* Excerpted data *
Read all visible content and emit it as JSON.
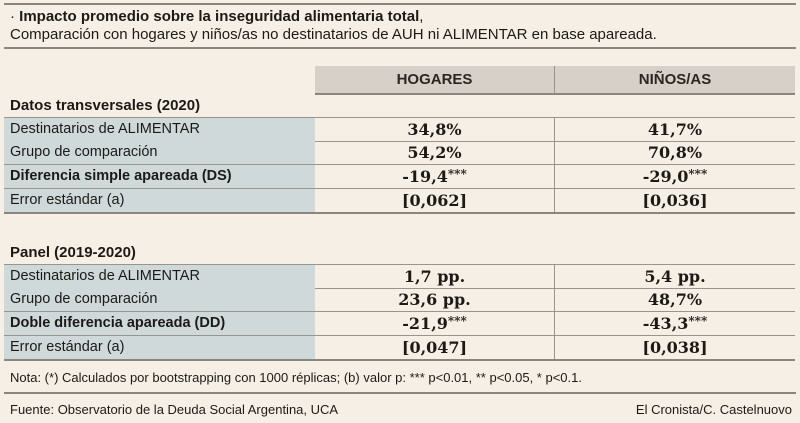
{
  "title": {
    "bold": "Impacto promedio sobre la inseguridad alimentaria total",
    "rest": ",",
    "subtitle": "Comparación con hogares y niños/as no destinatarios de AUH ni ALIMENTAR en base apareada."
  },
  "columns": [
    "HOGARES",
    "NIÑOS/AS"
  ],
  "sections": [
    {
      "title": "Datos transversales (2020)",
      "rows": [
        {
          "label": "Destinatarios de ALIMENTAR",
          "bold": false,
          "values": [
            "34,8%",
            "41,7%"
          ],
          "stars": [
            "",
            ""
          ]
        },
        {
          "label": "Grupo de comparación",
          "bold": false,
          "values": [
            "54,2%",
            "70,8%"
          ],
          "stars": [
            "",
            ""
          ]
        },
        {
          "label": "Diferencia simple apareada (DS)",
          "bold": true,
          "values": [
            "-19,4",
            "-29,0"
          ],
          "stars": [
            "***",
            "***"
          ]
        },
        {
          "label": "Error estándar (a)",
          "bold": false,
          "values": [
            "[0,062]",
            "[0,036]"
          ],
          "stars": [
            "",
            ""
          ]
        }
      ]
    },
    {
      "title": "Panel (2019-2020)",
      "rows": [
        {
          "label": "Destinatarios de ALIMENTAR",
          "bold": false,
          "values": [
            "1,7 pp.",
            "5,4 pp."
          ],
          "stars": [
            "",
            ""
          ]
        },
        {
          "label": "Grupo de comparación",
          "bold": false,
          "values": [
            "23,6 pp.",
            "48,7%"
          ],
          "stars": [
            "",
            ""
          ]
        },
        {
          "label": "Doble diferencia apareada (DD)",
          "bold": true,
          "values": [
            "-21,9",
            "-43,3"
          ],
          "stars": [
            "***",
            "***"
          ]
        },
        {
          "label": "Error estándar (a)",
          "bold": false,
          "values": [
            "[0,047]",
            "[0,038]"
          ],
          "stars": [
            "",
            ""
          ]
        }
      ]
    }
  ],
  "note": "Nota: (*) Calculados por bootstrapping con 1000 réplicas; (b) valor p: *** p<0.01, ** p<0.05, * p<0.1.",
  "source": "Fuente: Observatorio de la Deuda Social Argentina, UCA",
  "credit": "El Cronista/C. Castelnuovo"
}
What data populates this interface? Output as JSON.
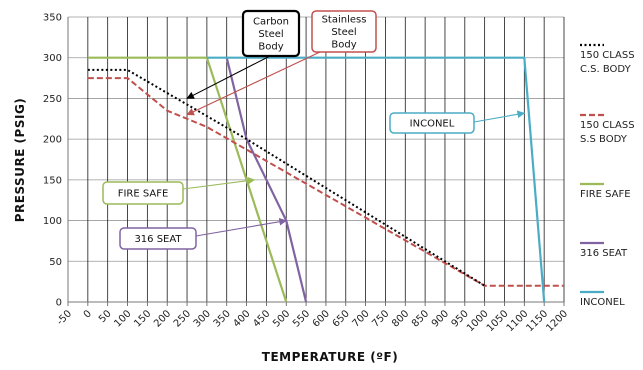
{
  "chart_data": {
    "type": "line",
    "title": "",
    "xlabel": "TEMPERATURE (ºF)",
    "ylabel": "PRESSURE (PSIG)",
    "xlim": [
      -50,
      1200
    ],
    "ylim": [
      0,
      350
    ],
    "x_ticks": [
      -50,
      0,
      50,
      100,
      150,
      200,
      250,
      300,
      350,
      400,
      450,
      500,
      550,
      600,
      650,
      700,
      750,
      800,
      850,
      900,
      950,
      1000,
      1050,
      1100,
      1150,
      1200
    ],
    "y_ticks": [
      0,
      50,
      100,
      150,
      200,
      250,
      300,
      350
    ],
    "grid": "vertical-lines-and-horizontal-lines",
    "legend_position": "right",
    "series": [
      {
        "name": "150 CLASS C.S. BODY",
        "legend_lines": [
          "150 CLASS",
          "C.S. BODY"
        ],
        "color": "#000000",
        "style": "dotted",
        "x": [
          0,
          100,
          400,
          1000
        ],
        "y": [
          285,
          285,
          200,
          20
        ]
      },
      {
        "name": "150 CLASS S.S BODY",
        "legend_lines": [
          "150 CLASS",
          "S.S BODY"
        ],
        "color": "#c0504d",
        "style": "dashed",
        "x": [
          0,
          100,
          200,
          300,
          1000,
          1200
        ],
        "y": [
          275,
          275,
          235,
          215,
          20,
          20
        ]
      },
      {
        "name": "FIRE SAFE",
        "legend_lines": [
          "FIRE SAFE"
        ],
        "color": "#9bbb59",
        "style": "solid",
        "x": [
          0,
          300,
          500
        ],
        "y": [
          300,
          300,
          0
        ]
      },
      {
        "name": "316 SEAT",
        "legend_lines": [
          "316 SEAT"
        ],
        "color": "#8064a2",
        "style": "solid",
        "x": [
          350,
          400,
          500,
          550
        ],
        "y": [
          300,
          200,
          100,
          0
        ]
      },
      {
        "name": "INCONEL",
        "legend_lines": [
          "INCONEL"
        ],
        "color": "#4bacc6",
        "style": "solid",
        "x": [
          300,
          1100,
          1150
        ],
        "y": [
          300,
          300,
          0
        ]
      }
    ],
    "annotations": [
      {
        "id": "carbon",
        "text_lines": [
          "Carbon",
          "Steel",
          "Body"
        ],
        "border_color": "#000000",
        "arrow_color": "#000000",
        "arrow_to": {
          "x": 250,
          "y": 250
        }
      },
      {
        "id": "stainless",
        "text_lines": [
          "Stainless",
          "Steel",
          "Body"
        ],
        "border_color": "#c0504d",
        "arrow_color": "#c0504d",
        "arrow_to": {
          "x": 250,
          "y": 230
        }
      },
      {
        "id": "inconel",
        "text_lines": [
          "INCONEL"
        ],
        "border_color": "#4bacc6",
        "arrow_color": "#4bacc6",
        "arrow_to": {
          "x": 1100,
          "y": 232
        }
      },
      {
        "id": "firesafe",
        "text_lines": [
          "FIRE SAFE"
        ],
        "border_color": "#9bbb59",
        "arrow_color": "#9bbb59",
        "arrow_to": {
          "x": 420,
          "y": 150
        }
      },
      {
        "id": "seat316",
        "text_lines": [
          "316 SEAT"
        ],
        "border_color": "#8064a2",
        "arrow_color": "#8064a2",
        "arrow_to": {
          "x": 500,
          "y": 100
        }
      }
    ]
  }
}
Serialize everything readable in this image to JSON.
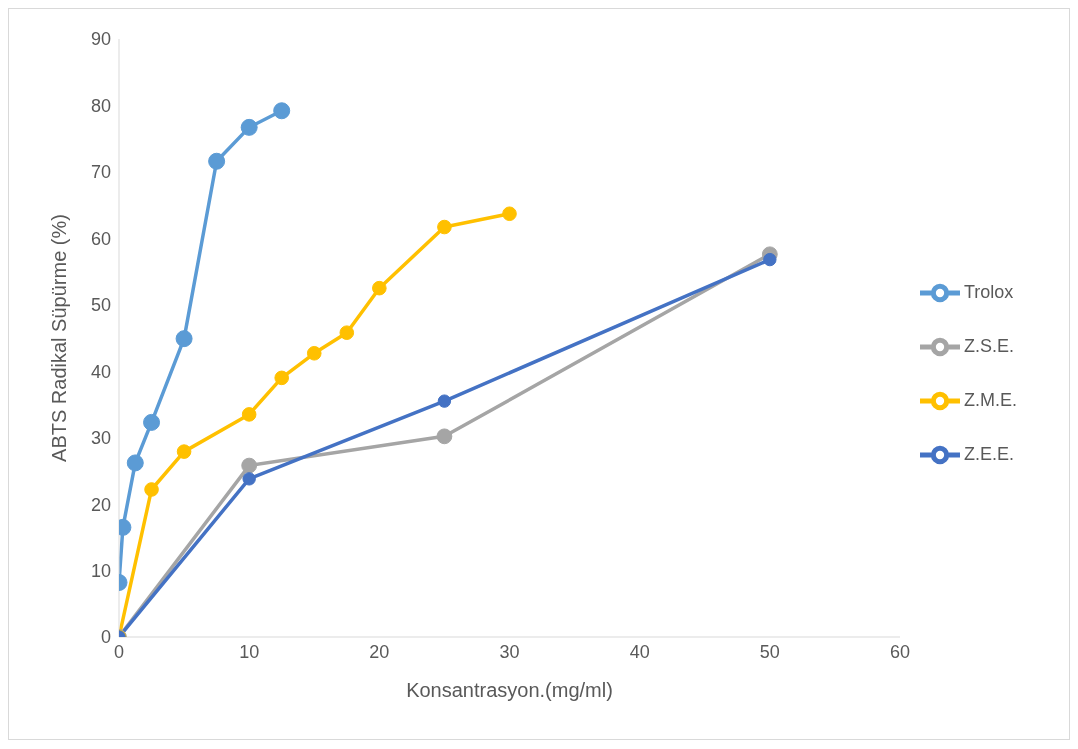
{
  "chart_data": {
    "type": "line",
    "xlabel": "Konsantrasyon.(mg/ml)",
    "ylabel": "ABTS Radikal Süpürme (%)",
    "xlim": [
      0,
      60
    ],
    "xticks": [
      0,
      10,
      20,
      30,
      40,
      50,
      60
    ],
    "ylim": [
      0,
      90
    ],
    "yticks": [
      0,
      10,
      20,
      30,
      40,
      50,
      60,
      70,
      80,
      90
    ],
    "grid": false,
    "legend": "right",
    "marker": "circle",
    "line_style": "solid",
    "series": [
      {
        "name": "Trolox",
        "color": "#5b9bd5",
        "x": [
          0,
          0.3,
          1.25,
          2.5,
          5,
          7.5,
          10,
          12.5
        ],
        "values": [
          8.2,
          16.5,
          26.2,
          32.3,
          44.9,
          71.6,
          76.7,
          79.2
        ]
      },
      {
        "name": "Z.S.E.",
        "color": "#a5a5a5",
        "x": [
          0,
          10,
          25,
          50
        ],
        "values": [
          0,
          25.8,
          30.2,
          57.6
        ]
      },
      {
        "name": "Z.M.E.",
        "color": "#ffc000",
        "x": [
          0,
          2.5,
          5,
          10,
          12.5,
          15,
          17.5,
          20,
          25,
          30
        ],
        "values": [
          0,
          22.2,
          27.9,
          33.5,
          39,
          42.7,
          45.8,
          52.5,
          61.7,
          63.7
        ]
      },
      {
        "name": "Z.E.E.",
        "color": "#4472c4",
        "x": [
          0,
          10,
          25,
          50
        ],
        "values": [
          0,
          23.8,
          35.5,
          56.8
        ]
      }
    ]
  }
}
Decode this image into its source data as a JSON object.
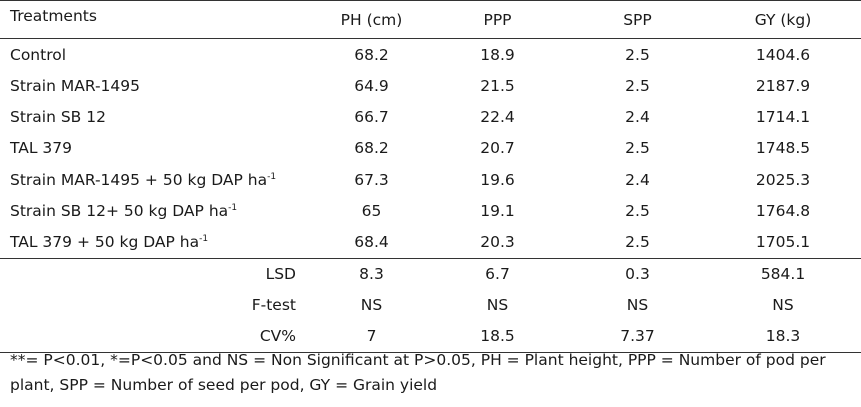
{
  "table": {
    "headers": [
      "Treatments",
      "PH (cm)",
      "PPP",
      "SPP",
      "GY (kg)"
    ],
    "rows": [
      {
        "treatment": "Control",
        "suffix": "",
        "ph": "68.2",
        "ppp": "18.9",
        "spp": "2.5",
        "gy": "1404.6"
      },
      {
        "treatment": "Strain MAR-1495",
        "suffix": "",
        "ph": "64.9",
        "ppp": "21.5",
        "spp": "2.5",
        "gy": "2187.9"
      },
      {
        "treatment": "Strain SB 12",
        "suffix": "",
        "ph": "66.7",
        "ppp": "22.4",
        "spp": "2.4",
        "gy": "1714.1"
      },
      {
        "treatment": "TAL 379",
        "suffix": "",
        "ph": "68.2",
        "ppp": "20.7",
        "spp": "2.5",
        "gy": "1748.5"
      },
      {
        "treatment": "Strain MAR-1495 + 50 kg DAP ha",
        "suffix": "-1",
        "ph": "67.3",
        "ppp": "19.6",
        "spp": "2.4",
        "gy": "2025.3"
      },
      {
        "treatment": "Strain SB 12+ 50 kg DAP ha",
        "suffix": "-1",
        "ph": "65",
        "ppp": "19.1",
        "spp": "2.5",
        "gy": "1764.8"
      },
      {
        "treatment": "TAL 379 + 50 kg DAP ha",
        "suffix": "-1",
        "ph": "68.4",
        "ppp": "20.3",
        "spp": "2.5",
        "gy": "1705.1"
      }
    ],
    "stats": [
      {
        "label": "LSD",
        "ph": "8.3",
        "ppp": "6.7",
        "spp": "0.3",
        "gy": "584.1"
      },
      {
        "label": "F-test",
        "ph": "NS",
        "ppp": "NS",
        "spp": "NS",
        "gy": "NS"
      },
      {
        "label": "CV%",
        "ph": "7",
        "ppp": "18.5",
        "spp": "7.37",
        "gy": "18.3"
      }
    ]
  },
  "footnote": "**= P<0.01, *=P<0.05 and NS = Non Significant at P>0.05,  PH = Plant height, PPP = Number of pod per plant, SPP = Number of seed per pod, GY = Grain yield"
}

* Exercise directions *
Read through the entries and copy every line that includes "image".

* The answer *
Serialize everything readable in this image to JSON.
Decode this image into its source data as a JSON object.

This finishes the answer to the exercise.